Problem requirements
Leave out the pictures and copy everything else below exactly.

Extracted entries
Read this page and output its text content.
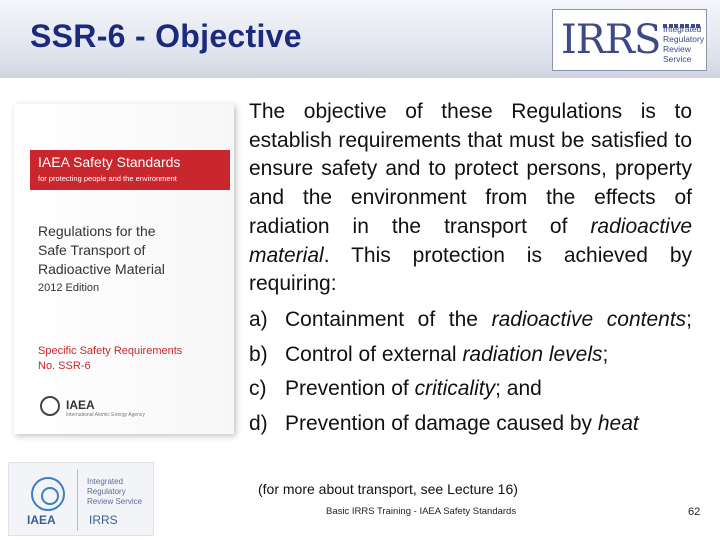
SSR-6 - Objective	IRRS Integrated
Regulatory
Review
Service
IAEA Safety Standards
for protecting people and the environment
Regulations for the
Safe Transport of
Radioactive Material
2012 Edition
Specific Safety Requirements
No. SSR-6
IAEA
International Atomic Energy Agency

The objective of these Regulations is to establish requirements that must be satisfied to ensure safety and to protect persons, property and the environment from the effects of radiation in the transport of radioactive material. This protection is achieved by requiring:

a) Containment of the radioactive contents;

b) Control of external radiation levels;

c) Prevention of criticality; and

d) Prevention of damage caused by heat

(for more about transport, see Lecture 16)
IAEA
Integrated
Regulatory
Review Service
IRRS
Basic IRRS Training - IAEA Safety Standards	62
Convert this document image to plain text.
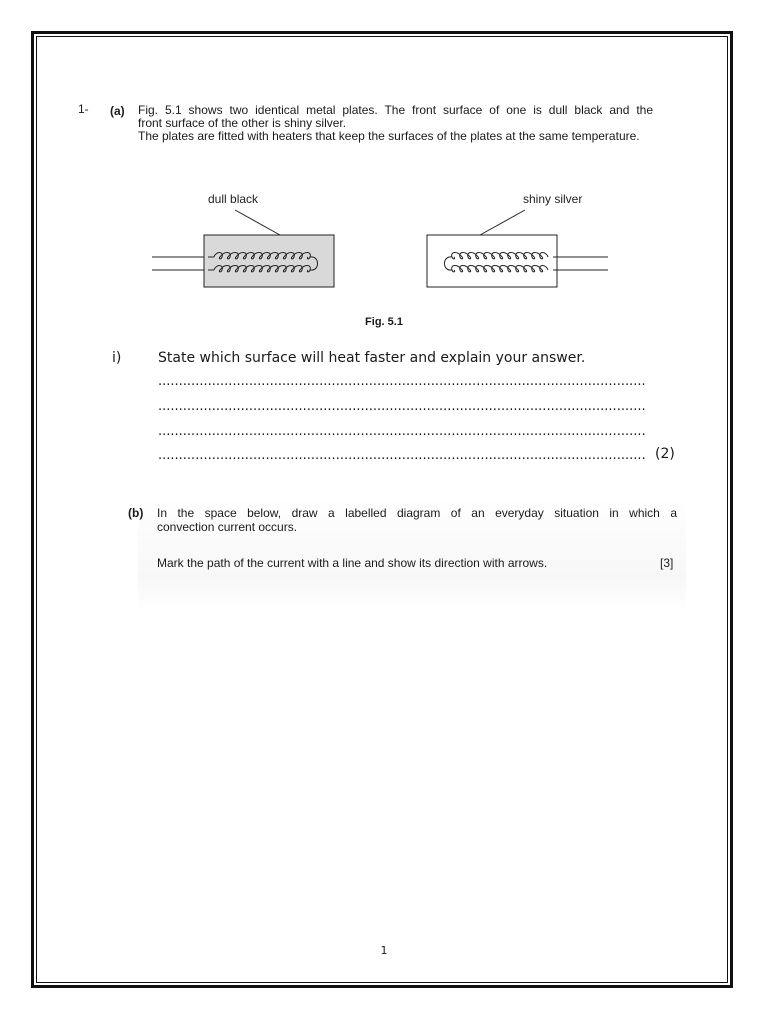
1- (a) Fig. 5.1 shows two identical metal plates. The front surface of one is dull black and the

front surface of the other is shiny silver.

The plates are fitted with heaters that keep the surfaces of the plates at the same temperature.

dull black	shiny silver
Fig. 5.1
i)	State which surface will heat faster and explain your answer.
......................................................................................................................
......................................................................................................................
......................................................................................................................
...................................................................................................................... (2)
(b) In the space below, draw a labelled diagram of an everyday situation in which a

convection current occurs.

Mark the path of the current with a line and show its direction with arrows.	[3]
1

The solution
Read this page and output its text content.
SSR-6 - Objective	IRRS Integrated
Regulatory
Review
Service
IAEA Safety Standards
for protecting people and the environment
Regulations for the
Safe Transport of
Radioactive Material
2012 Edition
Specific Safety Requirements
No. SSR-6
IAEA
International Atomic Energy Agency

The objective of these Regulations is to establish requirements that must be satisfied to ensure safety and to protect persons, property and the environment from the effects of radiation in the transport of radioactive material. This protection is achieved by requiring:

a) Containment of the radioactive contents;

b) Control of external radiation levels;

c) Prevention of criticality; and

d) Prevention of damage caused by heat

(for more about transport, see Lecture 16)
IAEA
Integrated
Regulatory
Review Service
IRRS
Basic IRRS Training - IAEA Safety Standards	62
Convert this document image to plain text.
1- (a) Fig. 5.1 shows two identical metal plates. The front surface of one is dull black and the

front surface of the other is shiny silver.

The plates are fitted with heaters that keep the surfaces of the plates at the same temperature.

dull black	shiny silver
Fig. 5.1
i)	State which surface will heat faster and explain your answer.
......................................................................................................................
......................................................................................................................
......................................................................................................................
...................................................................................................................... (2)
(b) In the space below, draw a labelled diagram of an everyday situation in which a

convection current occurs.

Mark the path of the current with a line and show its direction with arrows.	[3]
1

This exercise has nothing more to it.